[Selected extract]
As we can see, the scaled data has now a mean of `0` but the distribution hasn't changed.

#### Categorial Data

When working with categorial data, we usually need to transform it into numbers.
We have already seen one approach with the `pd.get_dummies()` method.
Here, we will introduce another method that accomplishes the same.

In [None]:
jobs = ["Engineer", "Accountant", "Manager", "Professor", "Student"]

In [None]:
people = pd.DataFrame({"Name" : ["Johnny", "Jenny", "Jake"], "Job":["Engineer", "Manager", "Student"]})
people

##### OneHotEncoder

Reference: https://scikit-learn.org/stable/modules/generated/sklearn.preprocessing.OneHotEncoder.html

In [None]:
from sklearn.preprocessing import OneHotEncoder

In [None]:
enc = OneHotEncoder(sparse=False) # sparse=False will get us an array as result and not a sparse array object

data_cat = enc.fit_transform(people["Job"].to_numpy().reshape(-1,1))
print(f"Raw data:\r\n{data_cat}")
print()

data_cat = pd.DataFrame(data_cat, columns=["Is_" + str(c) for c in enc.categories_[0]])
data_cat

As we can see, the result is a dataset with multiple columns containing a `1` if a category was present in a row.
Or `0` to indicate the absence of this category.
We can also provide a complete list of all possible values.
And then for every possibility a column is provided.

In [None]:
enc = OneHotEncoder(categories=[jobs], sparse=False)
data_cat = enc.fit_transform(people["Job"].to_numpy().reshape(-1,1))
data_cat = pd.DataFrame(data_cat, columns=["Is_" + str(c) for c in enc.categories_[0]])
data_cat

*Please note:* Compared with the examples above, we had to transform the values first.
Throwing a whole dataset (as shown in the examples above) at a scaler works well.
But when we just want to use the scaler for one column, we have to reshape the values first.

The column `Job` looks like this:

In [None]:
people["Job"]

When we just take the numpy array, we have an array of all values.
But the values would be treated as one row.

In [None]:
people["Job"].to_numpy()

Calling `reshape(-1,1)` switches the row to a column representation.

In [None]:
people["Job"].to_numpy().reshape(-1,1)

And with this kind of input, the scalers can work.

As an alternative, we could have also created a `DataFrame` with the one `Series`.

##### Distances with Categories

We've learned when working with categorical values, we have to use specific ways to calculate the distances.
Using methods from the [`DistanceMetric` class](https://scikit-learn.org/stable/modules/generated/sklearn.neighbors.DistanceMetric.html) or own implementations, we can use some clustering algorithms on categorical data as well.
But we won't got into details in this exercise.
It's primarily an FYI.

### DENCLUE

Unfortunatelly, there is no implementation of DENCLUE provided by any package in Anaconda or other python packages.
Therefore, we had to find another way to get a DENCLUE algorithm up and running.
Luckily for us, there is an [open-source implementation](https://github.com/mgarrett57/DENCLUE) available which we can use.

**Disclaimer:** While testing the implementation, I ran into several issues with the code.
The algorithm was implemented in April 2017, and since then, a module and methods the algorithm uses were changed.

[Supplied entries]

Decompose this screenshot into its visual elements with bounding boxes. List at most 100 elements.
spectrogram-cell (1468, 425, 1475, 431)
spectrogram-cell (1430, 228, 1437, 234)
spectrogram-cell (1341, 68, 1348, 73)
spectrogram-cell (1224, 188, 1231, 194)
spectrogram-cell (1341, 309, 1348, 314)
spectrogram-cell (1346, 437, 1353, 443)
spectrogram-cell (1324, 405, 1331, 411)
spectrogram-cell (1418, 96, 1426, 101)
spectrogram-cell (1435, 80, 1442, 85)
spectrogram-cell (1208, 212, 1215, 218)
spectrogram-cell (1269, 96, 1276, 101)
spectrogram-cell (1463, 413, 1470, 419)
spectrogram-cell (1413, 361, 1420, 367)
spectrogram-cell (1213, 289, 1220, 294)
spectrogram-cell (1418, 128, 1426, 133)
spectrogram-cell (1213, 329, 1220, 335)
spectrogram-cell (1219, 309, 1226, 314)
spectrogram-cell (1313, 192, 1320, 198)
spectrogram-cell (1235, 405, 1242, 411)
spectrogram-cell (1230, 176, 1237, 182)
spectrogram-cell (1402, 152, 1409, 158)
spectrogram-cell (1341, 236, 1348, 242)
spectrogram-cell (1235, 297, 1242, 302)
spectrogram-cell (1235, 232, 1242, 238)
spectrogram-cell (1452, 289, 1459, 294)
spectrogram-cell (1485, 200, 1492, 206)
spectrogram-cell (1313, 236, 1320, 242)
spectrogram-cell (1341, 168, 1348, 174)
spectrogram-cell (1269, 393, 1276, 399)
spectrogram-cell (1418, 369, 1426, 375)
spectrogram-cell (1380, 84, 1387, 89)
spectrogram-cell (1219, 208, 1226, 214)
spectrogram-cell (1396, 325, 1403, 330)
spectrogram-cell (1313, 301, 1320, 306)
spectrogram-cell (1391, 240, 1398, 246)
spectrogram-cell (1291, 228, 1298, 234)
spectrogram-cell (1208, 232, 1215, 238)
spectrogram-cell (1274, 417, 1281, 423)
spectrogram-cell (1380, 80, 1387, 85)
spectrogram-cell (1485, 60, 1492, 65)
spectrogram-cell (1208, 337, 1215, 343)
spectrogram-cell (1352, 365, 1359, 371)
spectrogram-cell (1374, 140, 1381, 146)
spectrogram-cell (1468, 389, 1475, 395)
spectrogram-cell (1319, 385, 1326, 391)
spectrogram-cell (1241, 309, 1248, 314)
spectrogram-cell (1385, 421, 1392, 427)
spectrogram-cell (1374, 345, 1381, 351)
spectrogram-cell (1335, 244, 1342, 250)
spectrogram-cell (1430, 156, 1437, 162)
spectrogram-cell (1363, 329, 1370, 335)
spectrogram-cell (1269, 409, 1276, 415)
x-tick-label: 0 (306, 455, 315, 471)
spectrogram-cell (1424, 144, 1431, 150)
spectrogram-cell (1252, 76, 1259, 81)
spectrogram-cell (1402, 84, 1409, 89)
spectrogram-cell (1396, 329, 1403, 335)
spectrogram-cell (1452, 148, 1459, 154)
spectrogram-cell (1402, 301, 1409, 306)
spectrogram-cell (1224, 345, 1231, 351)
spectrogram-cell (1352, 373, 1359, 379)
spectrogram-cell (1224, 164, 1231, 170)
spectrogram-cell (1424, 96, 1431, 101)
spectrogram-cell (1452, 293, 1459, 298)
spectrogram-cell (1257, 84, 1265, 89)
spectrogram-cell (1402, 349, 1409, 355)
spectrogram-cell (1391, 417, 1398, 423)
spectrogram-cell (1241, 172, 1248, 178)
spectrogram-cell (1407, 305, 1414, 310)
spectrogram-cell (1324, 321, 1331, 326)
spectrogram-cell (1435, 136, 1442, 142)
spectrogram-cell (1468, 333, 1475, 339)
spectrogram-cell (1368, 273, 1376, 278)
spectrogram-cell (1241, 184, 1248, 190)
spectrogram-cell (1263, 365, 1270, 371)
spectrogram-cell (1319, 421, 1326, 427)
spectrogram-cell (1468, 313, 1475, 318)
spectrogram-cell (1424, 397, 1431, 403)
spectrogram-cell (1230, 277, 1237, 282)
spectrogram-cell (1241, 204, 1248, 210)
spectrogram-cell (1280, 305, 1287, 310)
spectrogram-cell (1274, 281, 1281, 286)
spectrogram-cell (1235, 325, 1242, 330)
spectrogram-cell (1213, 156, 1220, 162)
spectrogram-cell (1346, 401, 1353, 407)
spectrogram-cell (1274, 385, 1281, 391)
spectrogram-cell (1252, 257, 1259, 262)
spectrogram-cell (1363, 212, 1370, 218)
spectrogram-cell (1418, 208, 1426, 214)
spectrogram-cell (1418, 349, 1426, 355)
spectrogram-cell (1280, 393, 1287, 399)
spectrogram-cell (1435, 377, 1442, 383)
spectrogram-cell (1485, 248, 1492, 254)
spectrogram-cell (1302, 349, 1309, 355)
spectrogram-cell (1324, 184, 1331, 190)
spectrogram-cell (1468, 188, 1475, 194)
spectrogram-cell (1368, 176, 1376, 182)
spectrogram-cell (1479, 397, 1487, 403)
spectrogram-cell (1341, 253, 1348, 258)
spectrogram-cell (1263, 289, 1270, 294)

[Required actions]
1. According to the preprocessing notebook, what does calling `reshape(-1,1)` do?
2. Carry on writing the preprocessing notebook, starting after its last sentence about the DENCLUE implementation.
The items come from a different source than the preprocessing notebook.

[Task-by-task results]
1. It switches the row to a column representation.

2.
Thus, I had to fix the implementation so it runs with the current version of the `networkx` module.
It works now, but I cannot guarantee that no other problems will occur.

Since `networkx` is also not a standard module, we have to install it first with `conda install networkx` or `pip install networkx`.
At the time of this exercise, in `conda` version `2.7.1` was available.
`pip` offered version `2.8`.

If you want to see how it's implemented, feel free to check out the [code in denclue.py](./denclue.py) yourself.

In [None]:
from denclue import DENCLUE

And now we can simply use the clustering algorithm by calling it.

In [None]:
DENCLUE()

The algorithm offers some hyperparameters as well (all are optional):
- **h**: Hill-climbing parameter (you can define the size of the neighborhood)
- **eps**: Convergence threshold for density (you can stop hill-climbing at a certain level)
- **min_density**: Threshold to consider a cluster and not discard it as noise
- **metric**: Distance metric used

Compared to the algorithms from sklearn, the interface for this algortihm is limited.
There is only a `fit()` method that we can use, the assigned clusters are stored in the `label_` property and we get information on all clusters by calling `clust_info_`.

Let's start with some data.

In [None]:
data = pd.read_csv("./Demo_3Cluster_Noise.csv", sep=";")
data.head(5)

In [None]:
fig, ax = plt.subplots(figsize=(10,10))
data.plot.scatter("x", "y", c="b", ax=ax)

You can see that we have 3 clusters in here, but there are points that aren't that close to an obvious cluster.

So let's see what the DENCLUE algorithm can do with such data.
*Note:* The execution might take a while.

In [None]:
model = DENCLUE()
model.fit(data.to_numpy()) # Unfortunately, the algorithm cannot handle DataFrames - so we need to provide an array.

By calling `labels_`, we get the cluster numbers assigned to each point.

In [None]:
model.labels_

And with `clust_info_`, we get some more insights how the clusters are composed.

In [None]:
model.clust_info_

So we see that the algorithm found a total of 7 clusters in the given data.
But we see also, that 4 of the 7 cluster only contain 1 or 2 points.

Before we head into plotting, let's introduce a helper method.
This method creates a new dataset containing the centroids of each cluster.
And we can filter the clusters by specifying a `min_density`.

In [None]:
def get_centroids(model, min_density=0.0):
    centroids = pd.DataFrame(columns=["x", "y", "density"])
    for i in range(len(model.clust_info_)):
        clust = model.clust_info_[i]
        if(clust["density"] < min_density):
            continue
        centroid = pd.DataFrame([clust["centroid"]], columns=["x", "y"])
        centroid["density"] = clust["density"]
        centroids = pd.concat([centroids, centroid], ignore_index=True)
    return centroids

In [None]:
centroids = get_centroids(model)
fig, ax = plt.subplots(figsize=(10,10))
data.plot.scatter("x", "y", ax=ax, c=model.labels_, cmap="rainbow", colorbar=False)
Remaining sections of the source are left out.